● Record excerpts:
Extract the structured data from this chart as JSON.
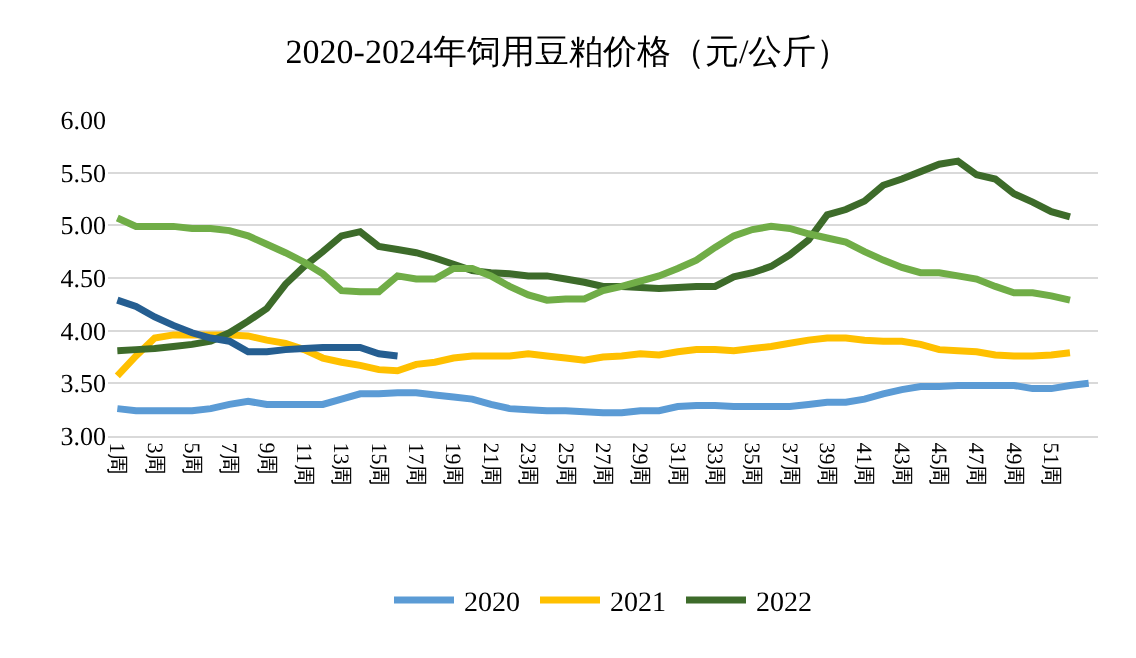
{
  "chart_data": {
    "type": "line",
    "title": "2020-2024年饲用豆粕价格（元/公斤）",
    "categories": [
      "1周",
      null,
      "3周",
      null,
      "5周",
      null,
      "7周",
      null,
      "9周",
      null,
      "11周",
      null,
      "13周",
      null,
      "15周",
      null,
      "17周",
      null,
      "19周",
      null,
      "21周",
      null,
      "23周",
      null,
      "25周",
      null,
      "27周",
      null,
      "29周",
      null,
      "31周",
      null,
      "33周",
      null,
      "35周",
      null,
      "37周",
      null,
      "39周",
      null,
      "41周",
      null,
      "43周",
      null,
      "45周",
      null,
      "47周",
      null,
      "49周",
      null,
      "51周",
      null,
      null
    ],
    "series": [
      {
        "name": "2020",
        "color": "#5b9bd5",
        "values": [
          3.26,
          3.24,
          3.24,
          3.24,
          3.24,
          3.26,
          3.3,
          3.33,
          3.3,
          3.3,
          3.3,
          3.3,
          3.35,
          3.4,
          3.4,
          3.41,
          3.41,
          3.39,
          3.37,
          3.35,
          3.3,
          3.26,
          3.25,
          3.24,
          3.24,
          3.23,
          3.22,
          3.22,
          3.24,
          3.24,
          3.28,
          3.29,
          3.29,
          3.28,
          3.28,
          3.28,
          3.28,
          3.3,
          3.32,
          3.32,
          3.35,
          3.4,
          3.44,
          3.47,
          3.47,
          3.48,
          3.48,
          3.48,
          3.48,
          3.45,
          3.45,
          3.48,
          3.5
        ]
      },
      {
        "name": "2021",
        "color": "#ffc000",
        "values": [
          3.57,
          3.76,
          3.93,
          3.96,
          3.96,
          3.96,
          3.96,
          3.95,
          3.91,
          3.88,
          3.82,
          3.74,
          3.7,
          3.67,
          3.63,
          3.62,
          3.68,
          3.7,
          3.74,
          3.76,
          3.76,
          3.76,
          3.78,
          3.76,
          3.74,
          3.72,
          3.75,
          3.76,
          3.78,
          3.77,
          3.8,
          3.82,
          3.82,
          3.81,
          3.83,
          3.85,
          3.88,
          3.91,
          3.93,
          3.93,
          3.91,
          3.9,
          3.9,
          3.87,
          3.82,
          3.81,
          3.8,
          3.77,
          3.76,
          3.76,
          3.77,
          3.79,
          null
        ]
      },
      {
        "name": "2022",
        "color": "#3d6b2a",
        "values": [
          3.81,
          3.82,
          3.83,
          3.85,
          3.87,
          3.9,
          3.98,
          4.09,
          4.21,
          4.44,
          4.61,
          4.75,
          4.9,
          4.94,
          4.8,
          4.77,
          4.74,
          4.69,
          4.63,
          4.57,
          4.55,
          4.54,
          4.52,
          4.52,
          4.49,
          4.46,
          4.42,
          4.42,
          4.41,
          4.4,
          4.41,
          4.42,
          4.42,
          4.51,
          4.55,
          4.61,
          4.72,
          4.86,
          5.1,
          5.15,
          5.23,
          5.38,
          5.44,
          5.51,
          5.58,
          5.61,
          5.48,
          5.44,
          5.3,
          5.22,
          5.13,
          5.08,
          null
        ]
      },
      {
        "color": "#70ad47",
        "values": [
          5.07,
          4.99,
          4.99,
          4.99,
          4.97,
          4.97,
          4.95,
          4.9,
          4.82,
          4.74,
          4.65,
          4.54,
          4.38,
          4.37,
          4.37,
          4.52,
          4.49,
          4.49,
          4.59,
          4.59,
          4.52,
          4.42,
          4.34,
          4.29,
          4.3,
          4.3,
          4.38,
          4.42,
          4.47,
          4.52,
          4.59,
          4.67,
          4.79,
          4.9,
          4.96,
          4.99,
          4.97,
          4.92,
          4.88,
          4.84,
          4.75,
          4.67,
          4.6,
          4.55,
          4.55,
          4.52,
          4.49,
          4.42,
          4.36,
          4.36,
          4.33,
          4.29,
          null
        ]
      },
      {
        "color": "#255e91",
        "values": [
          4.29,
          4.23,
          4.13,
          4.05,
          3.98,
          3.93,
          3.9,
          3.8,
          3.8,
          3.82,
          3.83,
          3.84,
          3.84,
          3.84,
          3.78,
          3.76,
          null,
          null,
          null,
          null,
          null,
          null,
          null,
          null,
          null,
          null,
          null,
          null,
          null,
          null,
          null,
          null,
          null,
          null,
          null,
          null,
          null,
          null,
          null,
          null,
          null,
          null,
          null,
          null,
          null,
          null,
          null,
          null,
          null,
          null,
          null,
          null,
          null
        ]
      }
    ],
    "ylim": [
      3.0,
      6.0
    ],
    "yticks": [
      {
        "value": 3.0,
        "label": "3.00"
      },
      {
        "value": 3.5,
        "label": "3.50"
      },
      {
        "value": 4.0,
        "label": "4.00"
      },
      {
        "value": 4.5,
        "label": "4.50"
      },
      {
        "value": 5.0,
        "label": "5.00"
      },
      {
        "value": 5.5,
        "label": "5.50"
      },
      {
        "value": 6.0,
        "label": "6.00"
      }
    ],
    "grid": "y",
    "legend": "bottom",
    "marker": "none",
    "line_style": "solid"
  }
}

● What the task asks:
Quote the listing above in full, except for the pictures.

● Right answer:
Extract the structured data from this chart as JSON.
{
  "chart_data": {
    "type": "line",
    "title": "2020-2024年饲用豆粕价格（元/公斤）",
    "categories": [
      "1周",
      null,
      "3周",
      null,
      "5周",
      null,
      "7周",
      null,
      "9周",
      null,
      "11周",
      null,
      "13周",
      null,
      "15周",
      null,
      "17周",
      null,
      "19周",
      null,
      "21周",
      null,
      "23周",
      null,
      "25周",
      null,
      "27周",
      null,
      "29周",
      null,
      "31周",
      null,
      "33周",
      null,
      "35周",
      null,
      "37周",
      null,
      "39周",
      null,
      "41周",
      null,
      "43周",
      null,
      "45周",
      null,
      "47周",
      null,
      "49周",
      null,
      "51周",
      null,
      null
    ],
    "series": [
      {
        "name": "2020",
        "color": "#5b9bd5",
        "values": [
          3.26,
          3.24,
          3.24,
          3.24,
          3.24,
          3.26,
          3.3,
          3.33,
          3.3,
          3.3,
          3.3,
          3.3,
          3.35,
          3.4,
          3.4,
          3.41,
          3.41,
          3.39,
          3.37,
          3.35,
          3.3,
          3.26,
          3.25,
          3.24,
          3.24,
          3.23,
          3.22,
          3.22,
          3.24,
          3.24,
          3.28,
          3.29,
          3.29,
          3.28,
          3.28,
          3.28,
          3.28,
          3.3,
          3.32,
          3.32,
          3.35,
          3.4,
          3.44,
          3.47,
          3.47,
          3.48,
          3.48,
          3.48,
          3.48,
          3.45,
          3.45,
          3.48,
          3.5
        ]
      },
      {
        "name": "2021",
        "color": "#ffc000",
        "values": [
          3.57,
          3.76,
          3.93,
          3.96,
          3.96,
          3.96,
          3.96,
          3.95,
          3.91,
          3.88,
          3.82,
          3.74,
          3.7,
          3.67,
          3.63,
          3.62,
          3.68,
          3.7,
          3.74,
          3.76,
          3.76,
          3.76,
          3.78,
          3.76,
          3.74,
          3.72,
          3.75,
          3.76,
          3.78,
          3.77,
          3.8,
          3.82,
          3.82,
          3.81,
          3.83,
          3.85,
          3.88,
          3.91,
          3.93,
          3.93,
          3.91,
          3.9,
          3.9,
          3.87,
          3.82,
          3.81,
          3.8,
          3.77,
          3.76,
          3.76,
          3.77,
          3.79,
          null
        ]
      },
      {
        "name": "2022",
        "color": "#3d6b2a",
        "values": [
          3.81,
          3.82,
          3.83,
          3.85,
          3.87,
          3.9,
          3.98,
          4.09,
          4.21,
          4.44,
          4.61,
          4.75,
          4.9,
          4.94,
          4.8,
          4.77,
          4.74,
          4.69,
          4.63,
          4.57,
          4.55,
          4.54,
          4.52,
          4.52,
          4.49,
          4.46,
          4.42,
          4.42,
          4.41,
          4.4,
          4.41,
          4.42,
          4.42,
          4.51,
          4.55,
          4.61,
          4.72,
          4.86,
          5.1,
          5.15,
          5.23,
          5.38,
          5.44,
          5.51,
          5.58,
          5.61,
          5.48,
          5.44,
          5.3,
          5.22,
          5.13,
          5.08,
          null
        ]
      },
      {
        "color": "#70ad47",
        "values": [
          5.07,
          4.99,
          4.99,
          4.99,
          4.97,
          4.97,
          4.95,
          4.9,
          4.82,
          4.74,
          4.65,
          4.54,
          4.38,
          4.37,
          4.37,
          4.52,
          4.49,
          4.49,
          4.59,
          4.59,
          4.52,
          4.42,
          4.34,
          4.29,
          4.3,
          4.3,
          4.38,
          4.42,
          4.47,
          4.52,
          4.59,
          4.67,
          4.79,
          4.9,
          4.96,
          4.99,
          4.97,
          4.92,
          4.88,
          4.84,
          4.75,
          4.67,
          4.6,
          4.55,
          4.55,
          4.52,
          4.49,
          4.42,
          4.36,
          4.36,
          4.33,
          4.29,
          null
        ]
      },
      {
        "color": "#255e91",
        "values": [
          4.29,
          4.23,
          4.13,
          4.05,
          3.98,
          3.93,
          3.9,
          3.8,
          3.8,
          3.82,
          3.83,
          3.84,
          3.84,
          3.84,
          3.78,
          3.76,
          null,
          null,
          null,
          null,
          null,
          null,
          null,
          null,
          null,
          null,
          null,
          null,
          null,
          null,
          null,
          null,
          null,
          null,
          null,
          null,
          null,
          null,
          null,
          null,
          null,
          null,
          null,
          null,
          null,
          null,
          null,
          null,
          null,
          null,
          null,
          null,
          null
        ]
      }
    ],
    "ylim": [
      3.0,
      6.0
    ],
    "yticks": [
      {
        "value": 3.0,
        "label": "3.00"
      },
      {
        "value": 3.5,
        "label": "3.50"
      },
      {
        "value": 4.0,
        "label": "4.00"
      },
      {
        "value": 4.5,
        "label": "4.50"
      },
      {
        "value": 5.0,
        "label": "5.00"
      },
      {
        "value": 5.5,
        "label": "5.50"
      },
      {
        "value": 6.0,
        "label": "6.00"
      }
    ],
    "grid": "y",
    "legend": "bottom",
    "marker": "none",
    "line_style": "solid"
  }
}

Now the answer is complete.